Figure collection entries
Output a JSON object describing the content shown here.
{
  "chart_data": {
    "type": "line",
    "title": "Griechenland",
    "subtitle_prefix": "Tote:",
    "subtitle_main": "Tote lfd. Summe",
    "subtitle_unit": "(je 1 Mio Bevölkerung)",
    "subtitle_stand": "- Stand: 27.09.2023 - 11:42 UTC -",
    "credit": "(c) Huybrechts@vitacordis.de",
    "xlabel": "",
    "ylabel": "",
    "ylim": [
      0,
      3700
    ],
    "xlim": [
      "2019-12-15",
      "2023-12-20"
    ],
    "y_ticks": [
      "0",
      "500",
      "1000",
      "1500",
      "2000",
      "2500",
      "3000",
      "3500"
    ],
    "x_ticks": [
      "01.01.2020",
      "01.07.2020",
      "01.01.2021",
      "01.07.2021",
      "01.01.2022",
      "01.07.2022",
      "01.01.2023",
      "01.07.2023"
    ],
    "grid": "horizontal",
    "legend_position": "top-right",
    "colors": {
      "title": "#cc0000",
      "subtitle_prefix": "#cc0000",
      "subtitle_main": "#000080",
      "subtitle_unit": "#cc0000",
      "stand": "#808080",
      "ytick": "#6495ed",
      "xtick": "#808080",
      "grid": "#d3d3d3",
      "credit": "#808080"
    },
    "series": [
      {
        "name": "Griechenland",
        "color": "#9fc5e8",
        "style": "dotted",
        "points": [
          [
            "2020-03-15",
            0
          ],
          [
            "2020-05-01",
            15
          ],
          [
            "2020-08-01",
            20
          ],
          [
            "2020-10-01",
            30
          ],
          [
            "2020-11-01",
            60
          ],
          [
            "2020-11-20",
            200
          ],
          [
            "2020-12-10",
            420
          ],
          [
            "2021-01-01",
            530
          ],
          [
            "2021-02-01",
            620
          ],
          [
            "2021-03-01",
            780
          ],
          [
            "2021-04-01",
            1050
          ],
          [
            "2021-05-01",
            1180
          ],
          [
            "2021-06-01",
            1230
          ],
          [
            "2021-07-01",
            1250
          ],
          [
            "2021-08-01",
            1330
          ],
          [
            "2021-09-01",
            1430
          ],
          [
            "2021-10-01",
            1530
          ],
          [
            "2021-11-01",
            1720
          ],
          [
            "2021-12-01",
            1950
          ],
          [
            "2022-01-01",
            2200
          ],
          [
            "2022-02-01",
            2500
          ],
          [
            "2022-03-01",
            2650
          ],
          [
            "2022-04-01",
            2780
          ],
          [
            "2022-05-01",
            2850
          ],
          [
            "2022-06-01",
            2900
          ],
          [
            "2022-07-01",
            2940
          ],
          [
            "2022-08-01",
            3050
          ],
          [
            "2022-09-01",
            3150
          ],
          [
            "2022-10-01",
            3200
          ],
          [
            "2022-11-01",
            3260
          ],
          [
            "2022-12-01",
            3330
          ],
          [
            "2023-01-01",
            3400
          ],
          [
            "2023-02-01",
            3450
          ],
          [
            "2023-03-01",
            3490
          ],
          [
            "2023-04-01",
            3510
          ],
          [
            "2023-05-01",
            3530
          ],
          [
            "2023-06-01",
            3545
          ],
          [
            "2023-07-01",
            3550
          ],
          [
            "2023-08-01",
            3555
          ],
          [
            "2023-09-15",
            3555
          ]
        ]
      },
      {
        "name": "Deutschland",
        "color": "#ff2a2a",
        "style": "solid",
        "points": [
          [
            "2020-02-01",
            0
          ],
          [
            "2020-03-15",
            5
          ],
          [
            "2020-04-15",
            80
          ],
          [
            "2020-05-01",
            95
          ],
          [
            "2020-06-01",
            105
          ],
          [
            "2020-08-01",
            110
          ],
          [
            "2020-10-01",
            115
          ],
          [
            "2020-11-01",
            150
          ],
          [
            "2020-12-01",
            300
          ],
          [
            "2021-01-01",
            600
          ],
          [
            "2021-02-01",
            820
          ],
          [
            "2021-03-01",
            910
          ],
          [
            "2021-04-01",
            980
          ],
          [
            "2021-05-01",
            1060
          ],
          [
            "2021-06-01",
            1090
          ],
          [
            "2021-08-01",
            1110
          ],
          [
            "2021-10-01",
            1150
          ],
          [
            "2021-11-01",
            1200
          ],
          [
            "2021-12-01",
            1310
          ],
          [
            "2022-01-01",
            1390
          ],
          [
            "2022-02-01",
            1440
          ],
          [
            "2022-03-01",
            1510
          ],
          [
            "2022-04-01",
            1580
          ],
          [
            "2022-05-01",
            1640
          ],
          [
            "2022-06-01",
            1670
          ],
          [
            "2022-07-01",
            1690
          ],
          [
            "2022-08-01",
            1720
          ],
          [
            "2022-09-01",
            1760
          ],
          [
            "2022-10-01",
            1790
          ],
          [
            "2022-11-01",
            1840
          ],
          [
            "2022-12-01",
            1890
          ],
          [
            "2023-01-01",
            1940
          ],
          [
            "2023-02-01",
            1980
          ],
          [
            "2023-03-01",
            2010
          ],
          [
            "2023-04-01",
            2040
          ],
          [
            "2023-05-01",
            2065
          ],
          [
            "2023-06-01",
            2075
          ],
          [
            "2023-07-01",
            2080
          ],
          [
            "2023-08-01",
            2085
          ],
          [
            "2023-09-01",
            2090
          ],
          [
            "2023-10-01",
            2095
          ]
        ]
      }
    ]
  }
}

### EXERCISE:
Review the material and copy each line in which the word "name" appears.

### RESULT OF THIS TASK:
        "name": "Griechenland",
        "name": "Deutschland",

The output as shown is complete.